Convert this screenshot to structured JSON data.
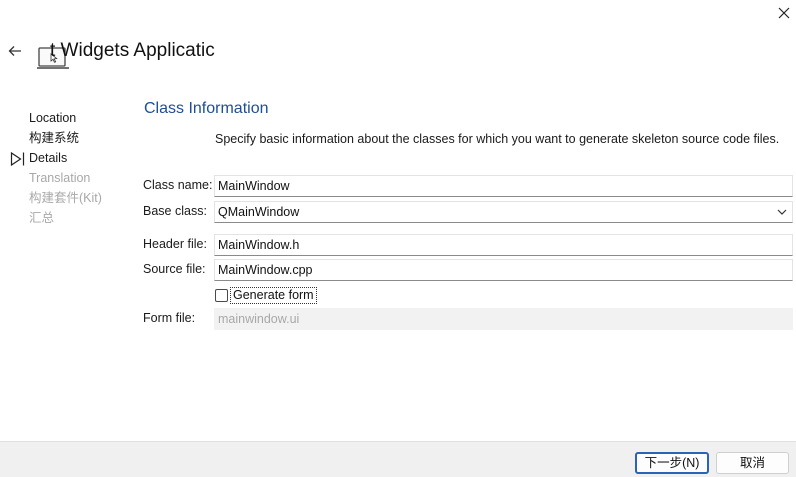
{
  "window": {
    "title": "t Widgets Applicatic"
  },
  "icons": {
    "close": "close-icon",
    "back": "back-arrow-icon",
    "app": "laptop-app-icon",
    "current_step": "current-step-arrow-icon",
    "dropdown": "chevron-down-icon"
  },
  "steps": [
    {
      "label": "Location",
      "state": "done"
    },
    {
      "label": "构建系统",
      "state": "done"
    },
    {
      "label": "Details",
      "state": "current"
    },
    {
      "label": "Translation",
      "state": "pending"
    },
    {
      "label": "构建套件(Kit)",
      "state": "pending"
    },
    {
      "label": "汇总",
      "state": "pending"
    }
  ],
  "page": {
    "section_title": "Class Information",
    "description": "Specify basic information about the classes for which you want to generate skeleton source code files."
  },
  "form": {
    "class_name": {
      "label": "Class name:",
      "value": "MainWindow"
    },
    "base_class": {
      "label": "Base class:",
      "value": "QMainWindow"
    },
    "header_file": {
      "label": "Header file:",
      "value": "MainWindow.h"
    },
    "source_file": {
      "label": "Source file:",
      "value": "MainWindow.cpp"
    },
    "generate_form": {
      "label": "Generate form",
      "checked": false
    },
    "form_file": {
      "label": "Form file:",
      "value": "mainwindow.ui",
      "enabled": false
    }
  },
  "footer": {
    "next_label": "下一步(N)",
    "cancel_label": "取消"
  },
  "colors": {
    "accent": "#1f4e96",
    "primary_button_border": "#2b63b8",
    "disabled_text": "#a8a8a8",
    "footer_bg": "#f0f0f0"
  }
}
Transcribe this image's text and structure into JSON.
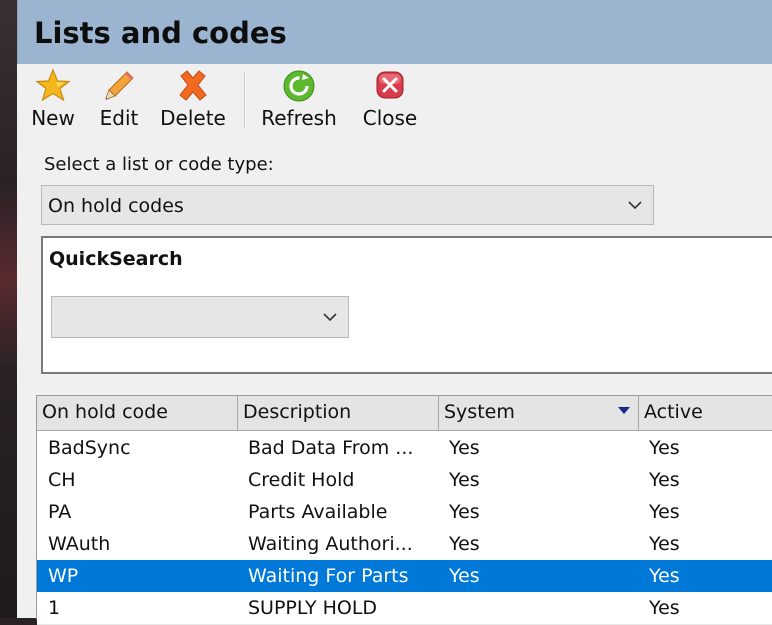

========

From the records above, work out how many lines contain the string "current". Give only the number.

2